### Problem
Search the material for "name" and show all lines that contain it.

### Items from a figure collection

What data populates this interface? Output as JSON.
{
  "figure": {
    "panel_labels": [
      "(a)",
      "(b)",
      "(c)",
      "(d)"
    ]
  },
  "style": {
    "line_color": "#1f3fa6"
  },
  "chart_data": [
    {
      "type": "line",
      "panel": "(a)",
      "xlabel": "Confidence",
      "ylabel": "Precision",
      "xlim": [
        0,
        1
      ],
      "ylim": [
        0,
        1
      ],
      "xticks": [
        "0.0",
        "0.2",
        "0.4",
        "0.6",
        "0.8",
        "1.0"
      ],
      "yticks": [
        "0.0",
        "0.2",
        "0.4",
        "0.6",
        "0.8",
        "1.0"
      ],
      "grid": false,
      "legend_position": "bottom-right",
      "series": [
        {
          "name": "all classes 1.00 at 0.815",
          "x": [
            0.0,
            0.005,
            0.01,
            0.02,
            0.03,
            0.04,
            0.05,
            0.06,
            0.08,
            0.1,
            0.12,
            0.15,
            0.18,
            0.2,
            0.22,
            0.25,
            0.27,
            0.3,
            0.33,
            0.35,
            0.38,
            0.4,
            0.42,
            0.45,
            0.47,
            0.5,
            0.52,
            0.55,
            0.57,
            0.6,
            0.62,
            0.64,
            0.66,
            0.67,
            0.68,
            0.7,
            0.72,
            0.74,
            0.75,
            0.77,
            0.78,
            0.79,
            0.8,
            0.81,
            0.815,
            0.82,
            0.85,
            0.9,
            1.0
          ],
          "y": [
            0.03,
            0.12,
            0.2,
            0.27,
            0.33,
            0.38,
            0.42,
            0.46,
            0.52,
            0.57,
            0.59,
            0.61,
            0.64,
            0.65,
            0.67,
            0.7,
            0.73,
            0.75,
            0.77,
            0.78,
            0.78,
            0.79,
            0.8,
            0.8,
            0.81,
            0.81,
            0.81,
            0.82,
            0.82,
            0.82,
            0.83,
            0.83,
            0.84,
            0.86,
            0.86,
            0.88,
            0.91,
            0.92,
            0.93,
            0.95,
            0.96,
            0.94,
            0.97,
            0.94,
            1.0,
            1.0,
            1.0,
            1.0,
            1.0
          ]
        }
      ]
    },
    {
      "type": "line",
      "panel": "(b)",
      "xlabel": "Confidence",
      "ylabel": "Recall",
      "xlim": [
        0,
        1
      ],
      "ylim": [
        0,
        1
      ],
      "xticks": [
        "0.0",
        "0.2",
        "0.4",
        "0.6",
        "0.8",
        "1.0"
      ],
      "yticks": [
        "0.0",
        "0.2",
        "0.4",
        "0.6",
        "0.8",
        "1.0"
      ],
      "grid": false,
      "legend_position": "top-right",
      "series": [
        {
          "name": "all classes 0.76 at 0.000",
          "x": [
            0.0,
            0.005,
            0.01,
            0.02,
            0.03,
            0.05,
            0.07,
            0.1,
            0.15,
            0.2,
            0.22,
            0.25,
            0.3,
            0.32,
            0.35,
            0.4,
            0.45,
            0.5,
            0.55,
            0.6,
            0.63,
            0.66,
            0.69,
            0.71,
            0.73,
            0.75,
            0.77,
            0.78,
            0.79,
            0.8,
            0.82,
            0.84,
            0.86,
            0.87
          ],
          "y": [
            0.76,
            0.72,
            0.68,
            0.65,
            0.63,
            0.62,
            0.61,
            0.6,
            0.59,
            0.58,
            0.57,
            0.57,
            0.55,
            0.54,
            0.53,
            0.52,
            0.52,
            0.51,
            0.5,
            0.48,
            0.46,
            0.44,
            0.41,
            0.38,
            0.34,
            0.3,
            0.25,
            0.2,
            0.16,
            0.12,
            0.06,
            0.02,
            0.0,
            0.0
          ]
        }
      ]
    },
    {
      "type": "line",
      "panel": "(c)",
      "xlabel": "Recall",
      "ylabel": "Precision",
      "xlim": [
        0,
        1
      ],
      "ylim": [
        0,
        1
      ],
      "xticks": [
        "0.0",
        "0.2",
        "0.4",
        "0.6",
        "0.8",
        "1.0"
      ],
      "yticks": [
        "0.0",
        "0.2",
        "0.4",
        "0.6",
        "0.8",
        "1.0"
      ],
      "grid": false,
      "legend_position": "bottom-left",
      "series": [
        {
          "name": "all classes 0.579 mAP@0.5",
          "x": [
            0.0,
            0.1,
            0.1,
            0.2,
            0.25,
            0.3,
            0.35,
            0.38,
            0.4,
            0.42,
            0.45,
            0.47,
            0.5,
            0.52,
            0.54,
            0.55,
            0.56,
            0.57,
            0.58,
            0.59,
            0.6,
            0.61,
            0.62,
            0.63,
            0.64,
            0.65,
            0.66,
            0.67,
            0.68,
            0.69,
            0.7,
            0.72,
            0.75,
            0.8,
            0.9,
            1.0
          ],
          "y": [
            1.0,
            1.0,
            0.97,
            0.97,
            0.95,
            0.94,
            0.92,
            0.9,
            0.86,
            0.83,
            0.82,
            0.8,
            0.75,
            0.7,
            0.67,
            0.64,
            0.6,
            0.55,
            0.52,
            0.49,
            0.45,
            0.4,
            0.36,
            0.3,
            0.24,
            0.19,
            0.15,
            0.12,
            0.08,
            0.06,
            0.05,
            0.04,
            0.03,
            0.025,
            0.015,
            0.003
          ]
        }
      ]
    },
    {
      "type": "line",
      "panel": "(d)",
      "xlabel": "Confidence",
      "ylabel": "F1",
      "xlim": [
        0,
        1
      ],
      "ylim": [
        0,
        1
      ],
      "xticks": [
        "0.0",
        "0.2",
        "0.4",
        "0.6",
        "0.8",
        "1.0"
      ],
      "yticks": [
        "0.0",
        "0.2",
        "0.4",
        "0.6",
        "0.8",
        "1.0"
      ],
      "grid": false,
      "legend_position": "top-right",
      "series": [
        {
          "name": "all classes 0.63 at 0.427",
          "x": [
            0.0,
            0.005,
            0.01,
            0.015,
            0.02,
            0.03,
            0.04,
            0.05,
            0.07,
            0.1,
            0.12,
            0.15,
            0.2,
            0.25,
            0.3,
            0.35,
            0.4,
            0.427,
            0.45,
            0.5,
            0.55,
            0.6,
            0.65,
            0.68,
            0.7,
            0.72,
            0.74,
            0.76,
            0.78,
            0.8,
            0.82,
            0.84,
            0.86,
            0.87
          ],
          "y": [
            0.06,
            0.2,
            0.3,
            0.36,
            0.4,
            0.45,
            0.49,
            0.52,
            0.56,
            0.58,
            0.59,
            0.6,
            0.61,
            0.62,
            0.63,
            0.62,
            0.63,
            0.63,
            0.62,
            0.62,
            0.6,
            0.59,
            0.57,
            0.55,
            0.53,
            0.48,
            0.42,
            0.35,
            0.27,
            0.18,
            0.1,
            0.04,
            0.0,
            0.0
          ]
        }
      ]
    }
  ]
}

### Worked solution
          "name": "all classes 1.00 at 0.815",
          "name": "all classes 0.76 at 0.000",
          "name": "all classes 0.579 mAP@0.5",
          "name": "all classes 0.63 at 0.427",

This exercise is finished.